GIVEN PROBLEM ::
Select the lines below containing the word "handle".

-------------------------

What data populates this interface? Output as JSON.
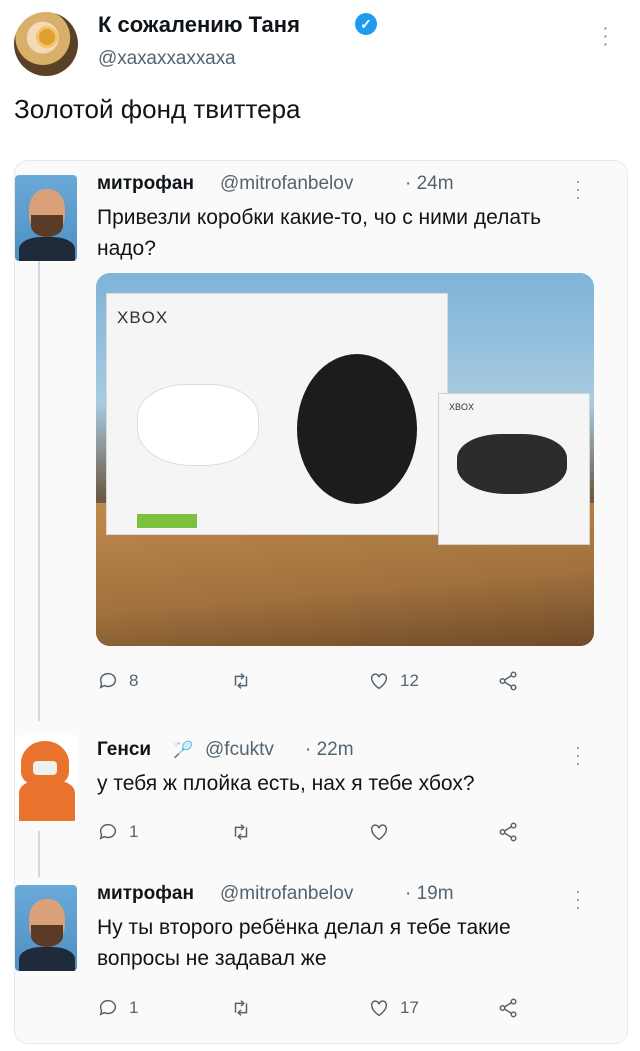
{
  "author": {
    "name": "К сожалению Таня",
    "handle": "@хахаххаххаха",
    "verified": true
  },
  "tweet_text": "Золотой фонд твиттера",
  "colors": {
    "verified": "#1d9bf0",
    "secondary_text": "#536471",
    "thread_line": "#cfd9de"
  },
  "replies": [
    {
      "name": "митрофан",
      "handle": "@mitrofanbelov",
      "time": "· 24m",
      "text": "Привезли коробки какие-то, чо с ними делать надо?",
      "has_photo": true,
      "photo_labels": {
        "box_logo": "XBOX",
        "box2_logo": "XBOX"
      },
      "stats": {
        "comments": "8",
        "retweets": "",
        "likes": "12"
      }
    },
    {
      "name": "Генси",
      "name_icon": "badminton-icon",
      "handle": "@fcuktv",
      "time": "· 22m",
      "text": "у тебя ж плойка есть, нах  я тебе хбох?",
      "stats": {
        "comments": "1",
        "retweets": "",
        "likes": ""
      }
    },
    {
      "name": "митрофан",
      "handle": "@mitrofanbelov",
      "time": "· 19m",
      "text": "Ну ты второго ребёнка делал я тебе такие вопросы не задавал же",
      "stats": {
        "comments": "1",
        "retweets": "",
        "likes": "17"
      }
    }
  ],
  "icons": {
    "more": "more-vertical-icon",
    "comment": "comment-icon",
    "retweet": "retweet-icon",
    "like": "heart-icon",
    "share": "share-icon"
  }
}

-------------------------

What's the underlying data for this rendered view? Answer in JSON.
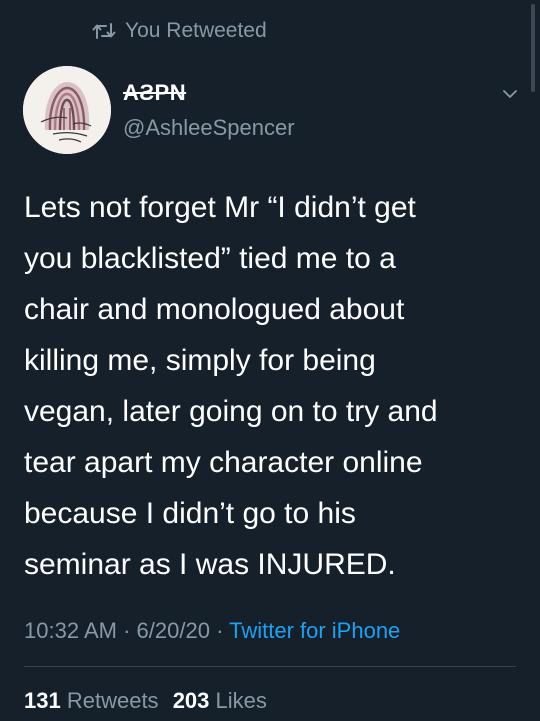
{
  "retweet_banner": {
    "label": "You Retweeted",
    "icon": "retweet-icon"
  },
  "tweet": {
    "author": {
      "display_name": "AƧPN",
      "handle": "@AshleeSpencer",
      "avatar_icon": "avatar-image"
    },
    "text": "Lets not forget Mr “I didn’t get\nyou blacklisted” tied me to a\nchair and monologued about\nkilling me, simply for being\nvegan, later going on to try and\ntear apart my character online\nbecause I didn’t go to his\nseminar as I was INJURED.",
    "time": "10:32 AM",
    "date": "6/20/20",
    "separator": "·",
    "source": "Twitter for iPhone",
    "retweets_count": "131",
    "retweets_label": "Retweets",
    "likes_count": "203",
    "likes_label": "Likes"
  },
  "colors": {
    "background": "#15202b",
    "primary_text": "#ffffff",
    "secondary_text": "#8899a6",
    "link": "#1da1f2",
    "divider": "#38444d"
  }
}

-------------------------

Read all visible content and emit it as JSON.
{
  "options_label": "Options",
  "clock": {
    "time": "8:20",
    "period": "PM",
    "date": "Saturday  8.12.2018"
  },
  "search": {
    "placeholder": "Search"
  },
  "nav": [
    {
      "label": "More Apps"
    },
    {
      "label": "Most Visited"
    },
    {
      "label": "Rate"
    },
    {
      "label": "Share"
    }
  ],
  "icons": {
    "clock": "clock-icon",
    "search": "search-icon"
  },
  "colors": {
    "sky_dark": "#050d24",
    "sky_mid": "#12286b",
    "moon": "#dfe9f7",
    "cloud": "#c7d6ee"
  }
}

-------------------------

ANSWER TO THE PROBLEM ::
    "handle": "@хахаххаххаха",
      "handle": "@mitrofanbelov",
      "handle": "@fcuktv",
      "handle": "@mitrofanbelov",
      "handle": "@AshleeSpencer",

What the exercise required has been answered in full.